→ **TASK TO CARRY OUT**
Set the data down again, exactly as it reads, but without the pictures.

→ **SUPPLIED DATA**
------------------------

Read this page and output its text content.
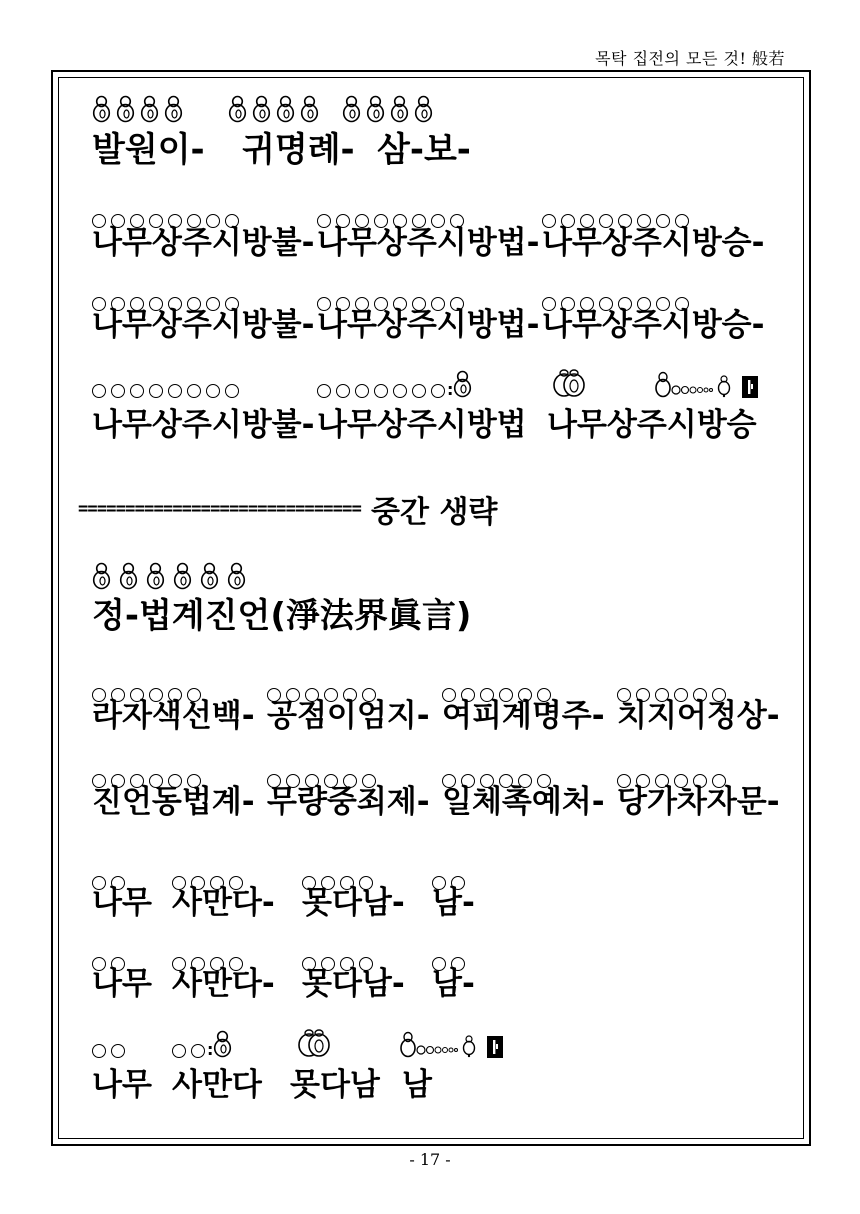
목탁 집전의 모든 것! 般若
발원이-	귀명례- 삼-보-
나무상주시방불- 나무상주시방법- 나무상주시방승-
나무상주시방불- 나무상주시방법- 나무상주시방승-
:
나무상주시방불- 나무상주시방법 나무상주시방승
============================== 중간 생략
정-법계진언(淨法界眞言)
라자색선백- 공점이엄지- 여피계명주- 치지어정상-
진언동법계- 무량중죄제- 일체촉예처- 당가차자문-
나무 사만다- 못다남- 남-
나무 사만다- 못다남- 남-
:
나무 사만다 못다남 남
- 17 -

------------------------

→ **FULL ANSWER**
Read this page and output its text content.
목탁 집전의 모든 것! 般若
발원이-	귀명례- 삼-보-
나무상주시방불- 나무상주시방법- 나무상주시방승-
나무상주시방불- 나무상주시방법- 나무상주시방승-
:
나무상주시방불- 나무상주시방법 나무상주시방승
============================== 중간 생략
정-법계진언(淨法界眞言)
라자색선백- 공점이엄지- 여피계명주- 치지어정상-
진언동법계- 무량중죄제- 일체촉예처- 당가차자문-
나무 사만다- 못다남- 남-
나무 사만다- 못다남- 남-
:
나무 사만다 못다남 남
- 17 -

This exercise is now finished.